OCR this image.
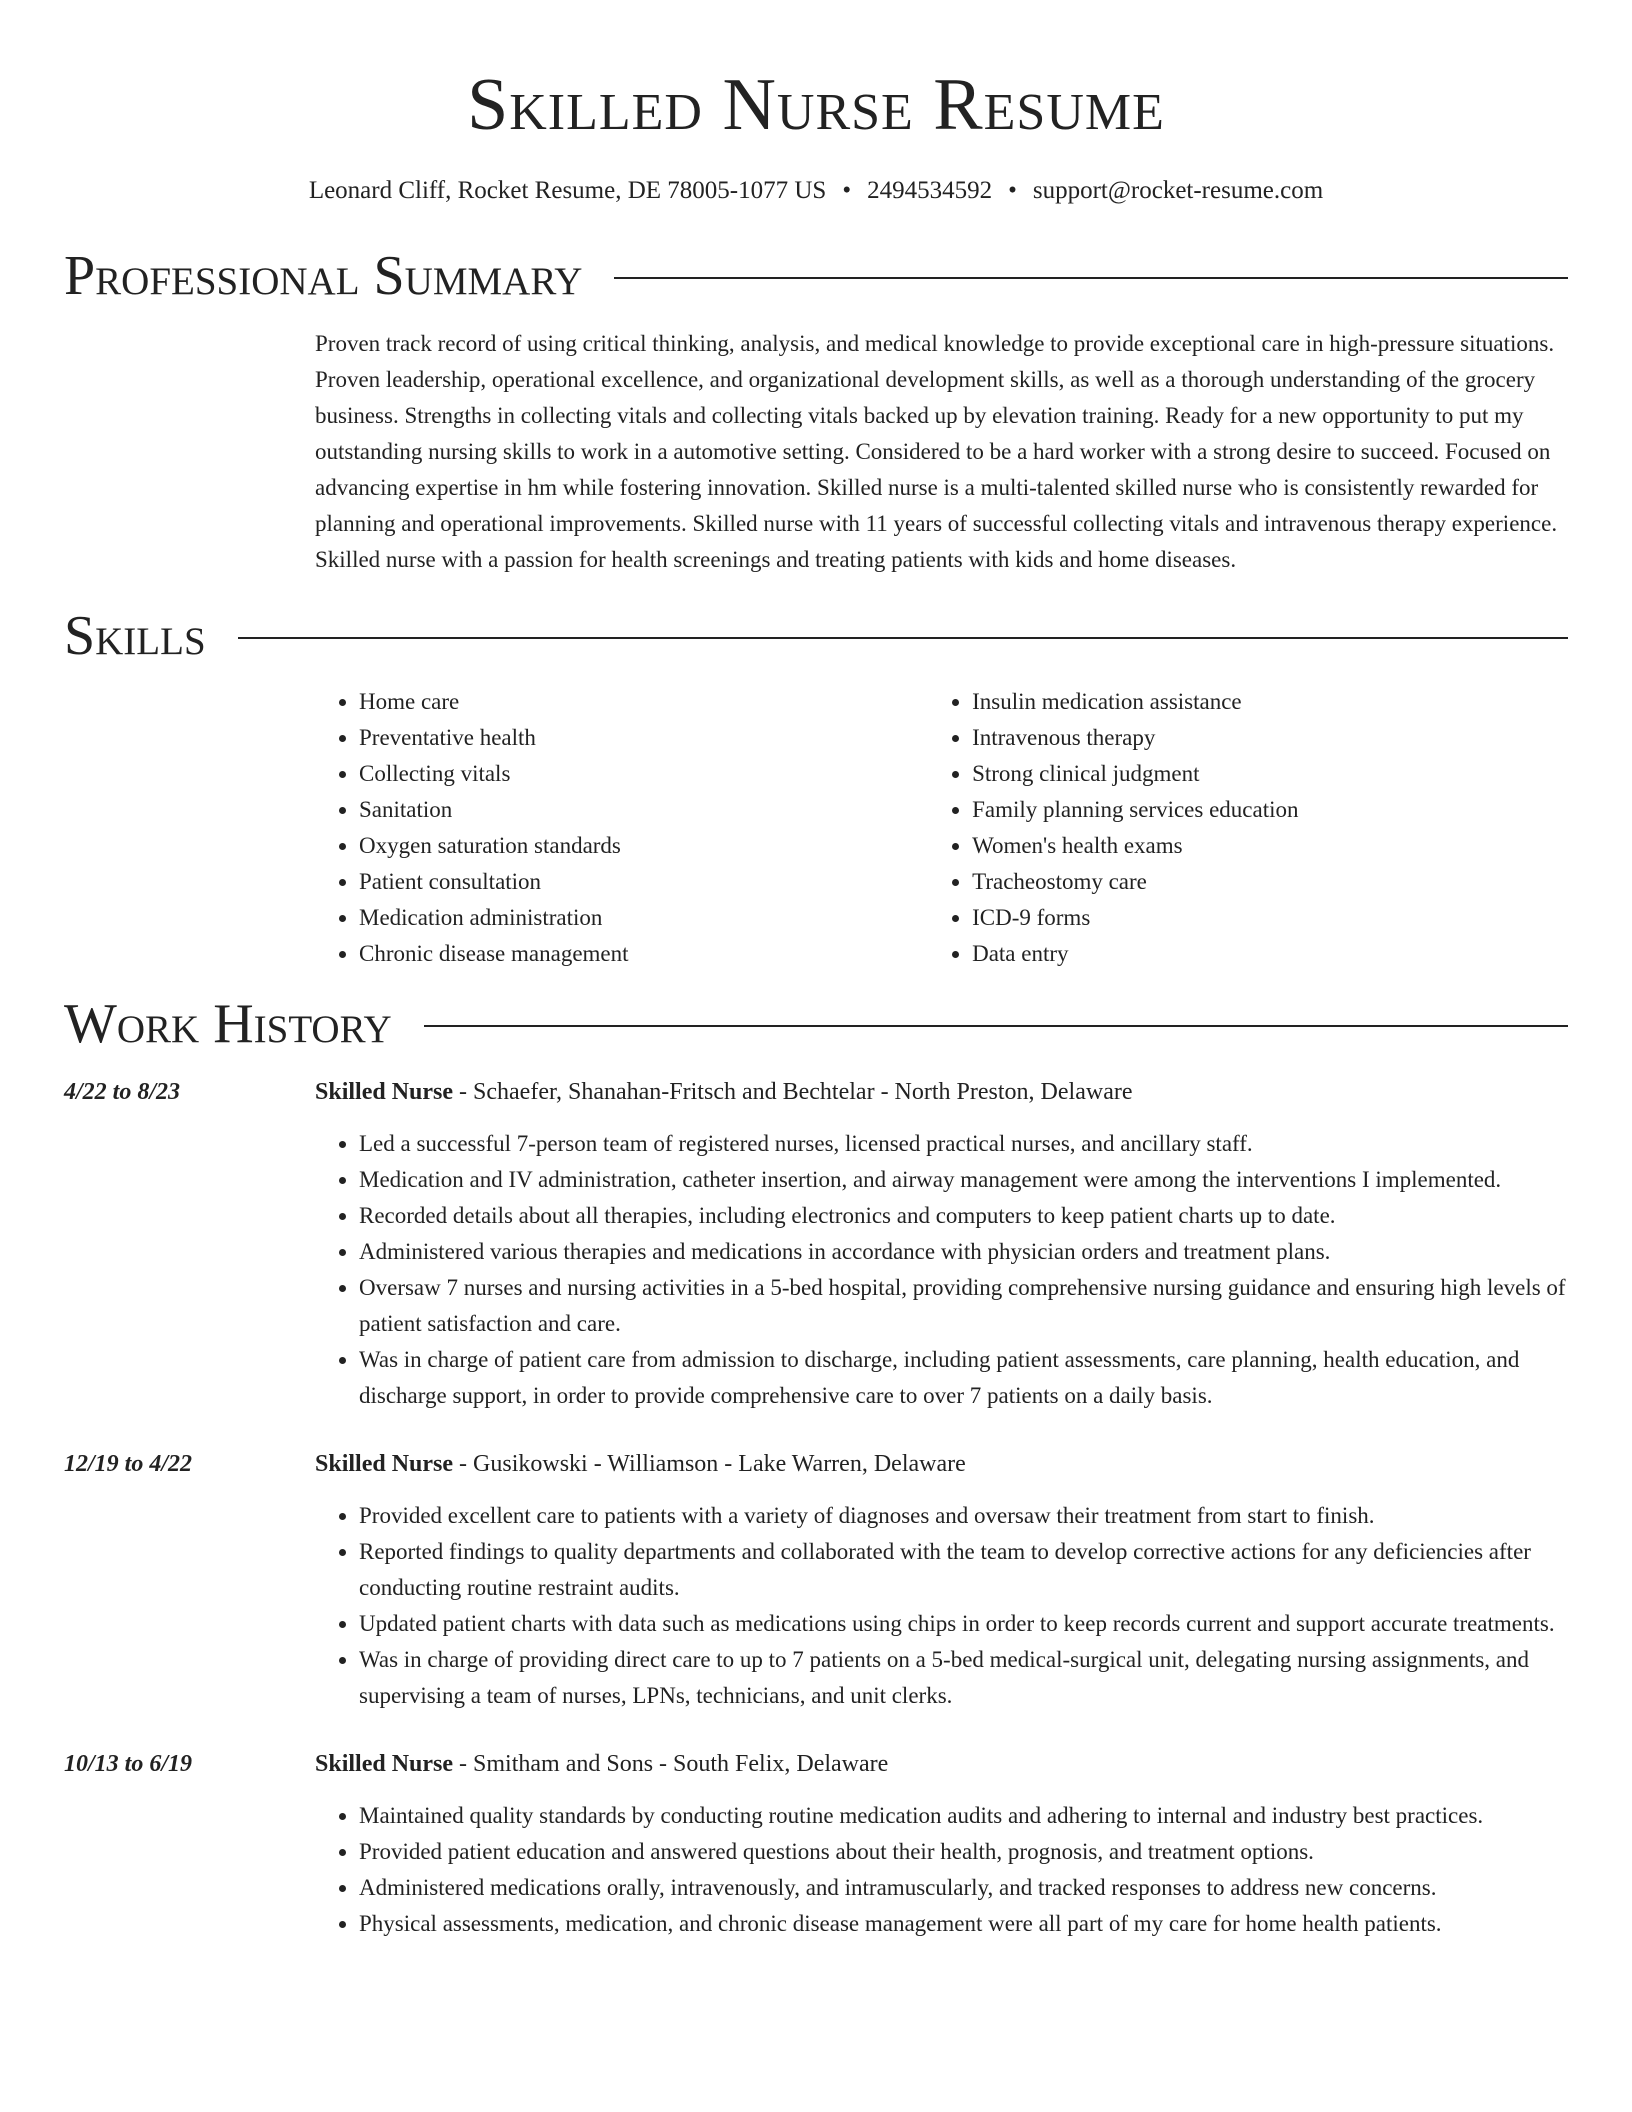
Skilled Nurse Resume
Leonard Cliff, Rocket Resume, DE 78005-1077 US • 2494534592 • support@rocket-resume.com
Professional Summary

Proven track record of using critical thinking, analysis, and medical knowledge to provide exceptional care in high-pressure situations. Proven leadership, operational excellence, and organizational development skills, as well as a thorough understanding of the grocery business. Strengths in collecting vitals and collecting vitals backed up by elevation training. Ready for a new opportunity to put my outstanding nursing skills to work in a automotive setting. Considered to be a hard worker with a strong desire to succeed. Focused on advancing expertise in hm while fostering innovation. Skilled nurse is a multi-talented skilled nurse who is consistently rewarded for planning and operational improvements. Skilled nurse with 11 years of successful collecting vitals and intravenous therapy experience. Skilled nurse with a passion for health screenings and treating patients with kids and home diseases.

Skills
• Home care
• Preventative health
• Collecting vitals
• Sanitation
• Oxygen saturation standards
• Patient consultation
• Medication administration
• Chronic disease management
• Insulin medication assistance
• Intravenous therapy
• Strong clinical judgment
• Family planning services education
• Women's health exams
• Tracheostomy care
• ICD-9 forms
• Data entry
Work History
4/22 to 8/23	Skilled Nurse - Schaefer, Shanahan-Fritsch and Bechtelar - North Preston, Delaware
• Led a successful 7-person team of registered nurses, licensed practical nurses, and ancillary staff.
• Medication and IV administration, catheter insertion, and airway management were among the interventions I implemented.
• Recorded details about all therapies, including electronics and computers to keep patient charts up to date.
• Administered various therapies and medications in accordance with physician orders and treatment plans.
• Oversaw 7 nurses and nursing activities in a 5-bed hospital, providing comprehensive nursing guidance and ensuring high levels of patient satisfaction and care.
• Was in charge of patient care from admission to discharge, including patient assessments, care planning, health education, and discharge support, in order to provide comprehensive care to over 7 patients on a daily basis.
12/19 to 4/22	Skilled Nurse - Gusikowski - Williamson - Lake Warren, Delaware
• Provided excellent care to patients with a variety of diagnoses and oversaw their treatment from start to finish.
• Reported findings to quality departments and collaborated with the team to develop corrective actions for any deficiencies after conducting routine restraint audits.
• Updated patient charts with data such as medications using chips in order to keep records current and support accurate treatments.
• Was in charge of providing direct care to up to 7 patients on a 5-bed medical-surgical unit, delegating nursing assignments, and supervising a team of nurses, LPNs, technicians, and unit clerks.
10/13 to 6/19	Skilled Nurse - Smitham and Sons - South Felix, Delaware
• Maintained quality standards by conducting routine medication audits and adhering to internal and industry best practices.
• Provided patient education and answered questions about their health, prognosis, and treatment options.
• Administered medications orally, intravenously, and intramuscularly, and tracked responses to address new concerns.
• Physical assessments, medication, and chronic disease management were all part of my care for home health patients.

§ §

### WORK TASK
All entries above are to be reproduced exactly, with no pictures.

### SOLUTION FOR THIS EXERCISE
OCR this image.
Skilled Nurse Resume
Leonard Cliff, Rocket Resume, DE 78005-1077 US • 2494534592 • support@rocket-resume.com
Professional Summary

Proven track record of using critical thinking, analysis, and medical knowledge to provide exceptional care in high-pressure situations. Proven leadership, operational excellence, and organizational development skills, as well as a thorough understanding of the grocery business. Strengths in collecting vitals and collecting vitals backed up by elevation training. Ready for a new opportunity to put my outstanding nursing skills to work in a automotive setting. Considered to be a hard worker with a strong desire to succeed. Focused on advancing expertise in hm while fostering innovation. Skilled nurse is a multi-talented skilled nurse who is consistently rewarded for planning and operational improvements. Skilled nurse with 11 years of successful collecting vitals and intravenous therapy experience. Skilled nurse with a passion for health screenings and treating patients with kids and home diseases.

Skills
• Home care
• Preventative health
• Collecting vitals
• Sanitation
• Oxygen saturation standards
• Patient consultation
• Medication administration
• Chronic disease management
• Insulin medication assistance
• Intravenous therapy
• Strong clinical judgment
• Family planning services education
• Women's health exams
• Tracheostomy care
• ICD-9 forms
• Data entry
Work History
4/22 to 8/23	Skilled Nurse - Schaefer, Shanahan-Fritsch and Bechtelar - North Preston, Delaware
• Led a successful 7-person team of registered nurses, licensed practical nurses, and ancillary staff.
• Medication and IV administration, catheter insertion, and airway management were among the interventions I implemented.
• Recorded details about all therapies, including electronics and computers to keep patient charts up to date.
• Administered various therapies and medications in accordance with physician orders and treatment plans.
• Oversaw 7 nurses and nursing activities in a 5-bed hospital, providing comprehensive nursing guidance and ensuring high levels of patient satisfaction and care.
• Was in charge of patient care from admission to discharge, including patient assessments, care planning, health education, and discharge support, in order to provide comprehensive care to over 7 patients on a daily basis.
12/19 to 4/22	Skilled Nurse - Gusikowski - Williamson - Lake Warren, Delaware
• Provided excellent care to patients with a variety of diagnoses and oversaw their treatment from start to finish.
• Reported findings to quality departments and collaborated with the team to develop corrective actions for any deficiencies after conducting routine restraint audits.
• Updated patient charts with data such as medications using chips in order to keep records current and support accurate treatments.
• Was in charge of providing direct care to up to 7 patients on a 5-bed medical-surgical unit, delegating nursing assignments, and supervising a team of nurses, LPNs, technicians, and unit clerks.
10/13 to 6/19	Skilled Nurse - Smitham and Sons - South Felix, Delaware
• Maintained quality standards by conducting routine medication audits and adhering to internal and industry best practices.
• Provided patient education and answered questions about their health, prognosis, and treatment options.
• Administered medications orally, intravenously, and intramuscularly, and tracked responses to address new concerns.
• Physical assessments, medication, and chronic disease management were all part of my care for home health patients.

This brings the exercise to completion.